— START Records to use —

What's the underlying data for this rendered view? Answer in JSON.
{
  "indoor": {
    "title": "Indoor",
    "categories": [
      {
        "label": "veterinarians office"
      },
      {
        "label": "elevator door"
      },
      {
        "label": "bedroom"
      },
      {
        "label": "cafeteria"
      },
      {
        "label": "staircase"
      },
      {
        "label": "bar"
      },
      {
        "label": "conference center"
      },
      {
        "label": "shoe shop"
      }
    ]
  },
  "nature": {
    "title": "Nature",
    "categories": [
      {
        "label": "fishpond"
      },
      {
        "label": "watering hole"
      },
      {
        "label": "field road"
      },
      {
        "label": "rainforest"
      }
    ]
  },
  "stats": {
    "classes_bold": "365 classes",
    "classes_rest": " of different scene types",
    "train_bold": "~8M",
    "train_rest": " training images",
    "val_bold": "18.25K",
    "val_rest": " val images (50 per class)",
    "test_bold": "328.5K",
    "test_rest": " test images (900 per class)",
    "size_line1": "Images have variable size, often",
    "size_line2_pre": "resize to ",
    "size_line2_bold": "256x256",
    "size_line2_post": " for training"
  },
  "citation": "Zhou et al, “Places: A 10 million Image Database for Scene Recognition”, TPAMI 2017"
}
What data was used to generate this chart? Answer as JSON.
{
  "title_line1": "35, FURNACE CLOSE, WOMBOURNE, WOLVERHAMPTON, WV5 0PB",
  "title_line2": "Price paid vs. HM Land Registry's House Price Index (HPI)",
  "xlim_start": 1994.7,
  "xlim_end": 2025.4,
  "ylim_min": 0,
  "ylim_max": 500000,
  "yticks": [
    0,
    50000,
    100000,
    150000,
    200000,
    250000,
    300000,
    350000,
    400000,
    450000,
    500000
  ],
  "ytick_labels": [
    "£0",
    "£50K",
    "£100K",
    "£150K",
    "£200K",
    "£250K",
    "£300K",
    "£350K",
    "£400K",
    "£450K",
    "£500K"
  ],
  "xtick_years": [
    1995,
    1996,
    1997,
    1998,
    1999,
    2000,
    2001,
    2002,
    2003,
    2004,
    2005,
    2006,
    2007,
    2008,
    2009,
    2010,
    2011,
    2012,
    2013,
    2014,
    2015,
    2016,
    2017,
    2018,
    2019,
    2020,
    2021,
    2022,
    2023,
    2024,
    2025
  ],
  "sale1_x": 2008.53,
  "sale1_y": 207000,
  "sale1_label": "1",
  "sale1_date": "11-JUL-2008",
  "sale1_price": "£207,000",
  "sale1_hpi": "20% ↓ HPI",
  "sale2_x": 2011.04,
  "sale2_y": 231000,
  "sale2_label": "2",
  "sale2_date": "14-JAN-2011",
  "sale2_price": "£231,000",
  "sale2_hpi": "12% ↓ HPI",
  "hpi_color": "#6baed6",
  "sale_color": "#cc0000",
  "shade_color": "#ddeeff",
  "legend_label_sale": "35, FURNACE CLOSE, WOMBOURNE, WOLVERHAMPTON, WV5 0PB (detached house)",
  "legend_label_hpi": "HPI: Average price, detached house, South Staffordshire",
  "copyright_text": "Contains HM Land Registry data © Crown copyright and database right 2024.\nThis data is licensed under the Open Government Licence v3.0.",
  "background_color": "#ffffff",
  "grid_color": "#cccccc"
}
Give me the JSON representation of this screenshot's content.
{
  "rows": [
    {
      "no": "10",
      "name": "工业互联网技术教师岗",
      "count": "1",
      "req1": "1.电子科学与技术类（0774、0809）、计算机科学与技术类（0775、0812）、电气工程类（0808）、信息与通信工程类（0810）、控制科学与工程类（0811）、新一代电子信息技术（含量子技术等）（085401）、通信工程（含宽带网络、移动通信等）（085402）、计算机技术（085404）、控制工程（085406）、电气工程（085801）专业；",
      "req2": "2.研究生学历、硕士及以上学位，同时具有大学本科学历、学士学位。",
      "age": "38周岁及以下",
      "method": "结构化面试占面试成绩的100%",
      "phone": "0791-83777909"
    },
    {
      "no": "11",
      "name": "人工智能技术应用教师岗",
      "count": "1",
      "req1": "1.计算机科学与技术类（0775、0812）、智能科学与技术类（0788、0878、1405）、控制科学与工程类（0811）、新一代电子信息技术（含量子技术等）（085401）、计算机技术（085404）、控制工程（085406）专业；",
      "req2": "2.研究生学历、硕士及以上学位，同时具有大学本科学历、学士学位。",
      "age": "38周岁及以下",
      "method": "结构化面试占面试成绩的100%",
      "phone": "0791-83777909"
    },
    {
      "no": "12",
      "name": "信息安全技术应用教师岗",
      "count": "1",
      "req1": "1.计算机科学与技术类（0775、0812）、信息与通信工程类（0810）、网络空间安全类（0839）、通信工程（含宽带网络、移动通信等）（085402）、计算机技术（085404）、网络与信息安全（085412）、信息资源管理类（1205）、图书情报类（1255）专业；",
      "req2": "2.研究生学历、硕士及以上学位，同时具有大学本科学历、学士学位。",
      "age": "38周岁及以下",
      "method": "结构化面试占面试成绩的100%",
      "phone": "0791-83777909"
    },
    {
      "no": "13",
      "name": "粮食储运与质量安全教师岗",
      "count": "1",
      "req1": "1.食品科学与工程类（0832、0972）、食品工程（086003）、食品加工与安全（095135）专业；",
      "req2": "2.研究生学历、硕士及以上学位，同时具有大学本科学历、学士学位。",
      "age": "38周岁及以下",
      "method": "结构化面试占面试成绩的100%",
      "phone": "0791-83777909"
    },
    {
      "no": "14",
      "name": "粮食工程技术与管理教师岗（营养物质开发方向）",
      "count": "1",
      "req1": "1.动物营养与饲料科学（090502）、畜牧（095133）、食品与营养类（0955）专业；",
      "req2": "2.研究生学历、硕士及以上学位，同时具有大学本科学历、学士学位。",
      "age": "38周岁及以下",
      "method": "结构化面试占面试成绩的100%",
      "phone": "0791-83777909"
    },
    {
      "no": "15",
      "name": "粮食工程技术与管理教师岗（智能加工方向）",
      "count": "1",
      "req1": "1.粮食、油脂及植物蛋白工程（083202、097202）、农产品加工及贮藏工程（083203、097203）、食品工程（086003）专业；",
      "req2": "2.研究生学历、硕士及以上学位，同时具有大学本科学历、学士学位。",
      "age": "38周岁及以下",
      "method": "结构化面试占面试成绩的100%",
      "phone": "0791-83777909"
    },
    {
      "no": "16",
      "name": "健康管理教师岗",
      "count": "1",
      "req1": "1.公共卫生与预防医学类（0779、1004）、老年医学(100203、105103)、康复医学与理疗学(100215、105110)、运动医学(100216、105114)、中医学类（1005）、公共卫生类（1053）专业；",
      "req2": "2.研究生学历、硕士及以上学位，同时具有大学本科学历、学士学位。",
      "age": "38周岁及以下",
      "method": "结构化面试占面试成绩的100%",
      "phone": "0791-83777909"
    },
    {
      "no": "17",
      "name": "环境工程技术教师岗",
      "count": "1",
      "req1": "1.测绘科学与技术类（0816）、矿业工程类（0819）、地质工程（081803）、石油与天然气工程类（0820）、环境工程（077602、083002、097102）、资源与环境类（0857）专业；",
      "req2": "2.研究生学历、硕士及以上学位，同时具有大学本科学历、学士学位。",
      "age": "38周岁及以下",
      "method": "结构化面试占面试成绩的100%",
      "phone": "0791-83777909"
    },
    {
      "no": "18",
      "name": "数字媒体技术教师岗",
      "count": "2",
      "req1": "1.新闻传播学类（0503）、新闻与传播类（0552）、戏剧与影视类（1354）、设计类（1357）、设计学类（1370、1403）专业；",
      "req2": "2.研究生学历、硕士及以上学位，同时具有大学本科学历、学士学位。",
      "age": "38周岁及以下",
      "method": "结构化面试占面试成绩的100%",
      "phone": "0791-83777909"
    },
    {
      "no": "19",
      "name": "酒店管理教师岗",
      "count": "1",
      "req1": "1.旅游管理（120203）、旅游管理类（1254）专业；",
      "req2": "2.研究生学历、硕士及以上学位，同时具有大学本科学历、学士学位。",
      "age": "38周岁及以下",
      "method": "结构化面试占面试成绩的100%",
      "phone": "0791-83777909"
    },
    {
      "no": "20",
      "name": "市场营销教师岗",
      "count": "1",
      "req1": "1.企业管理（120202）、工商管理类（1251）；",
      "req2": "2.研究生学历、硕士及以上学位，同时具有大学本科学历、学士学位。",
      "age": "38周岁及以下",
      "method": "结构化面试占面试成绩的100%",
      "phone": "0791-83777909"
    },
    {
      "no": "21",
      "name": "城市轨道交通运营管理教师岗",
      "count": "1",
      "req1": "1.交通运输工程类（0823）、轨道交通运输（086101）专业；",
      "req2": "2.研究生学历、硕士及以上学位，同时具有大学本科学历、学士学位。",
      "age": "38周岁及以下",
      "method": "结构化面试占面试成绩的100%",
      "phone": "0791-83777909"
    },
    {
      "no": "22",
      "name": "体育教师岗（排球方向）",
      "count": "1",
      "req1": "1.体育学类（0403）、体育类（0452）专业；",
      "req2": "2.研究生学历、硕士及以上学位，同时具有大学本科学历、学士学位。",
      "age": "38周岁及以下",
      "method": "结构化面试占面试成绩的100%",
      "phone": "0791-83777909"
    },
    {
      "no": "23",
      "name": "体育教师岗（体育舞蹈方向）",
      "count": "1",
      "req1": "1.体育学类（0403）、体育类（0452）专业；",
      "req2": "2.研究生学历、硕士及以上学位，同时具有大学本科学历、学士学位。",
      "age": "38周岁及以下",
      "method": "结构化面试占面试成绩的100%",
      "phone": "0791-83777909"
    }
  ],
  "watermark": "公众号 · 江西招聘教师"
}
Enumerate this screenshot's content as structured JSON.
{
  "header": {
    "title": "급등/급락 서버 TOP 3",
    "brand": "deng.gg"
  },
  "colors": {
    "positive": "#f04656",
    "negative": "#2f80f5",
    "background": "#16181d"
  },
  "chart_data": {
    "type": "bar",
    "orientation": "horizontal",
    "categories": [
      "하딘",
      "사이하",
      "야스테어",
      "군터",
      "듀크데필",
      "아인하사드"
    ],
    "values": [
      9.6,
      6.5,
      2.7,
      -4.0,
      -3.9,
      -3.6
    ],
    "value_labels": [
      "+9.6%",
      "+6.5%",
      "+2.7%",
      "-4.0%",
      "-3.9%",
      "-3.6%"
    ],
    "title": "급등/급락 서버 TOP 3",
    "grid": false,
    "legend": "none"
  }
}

— END Records to use —

Given task:
Gather and copy every line of the data in which the string "Answer" is found.

Reply to the exercise:
What's the underlying data for this rendered view? Answer in JSON.
What data was used to generate this chart? Answer as JSON.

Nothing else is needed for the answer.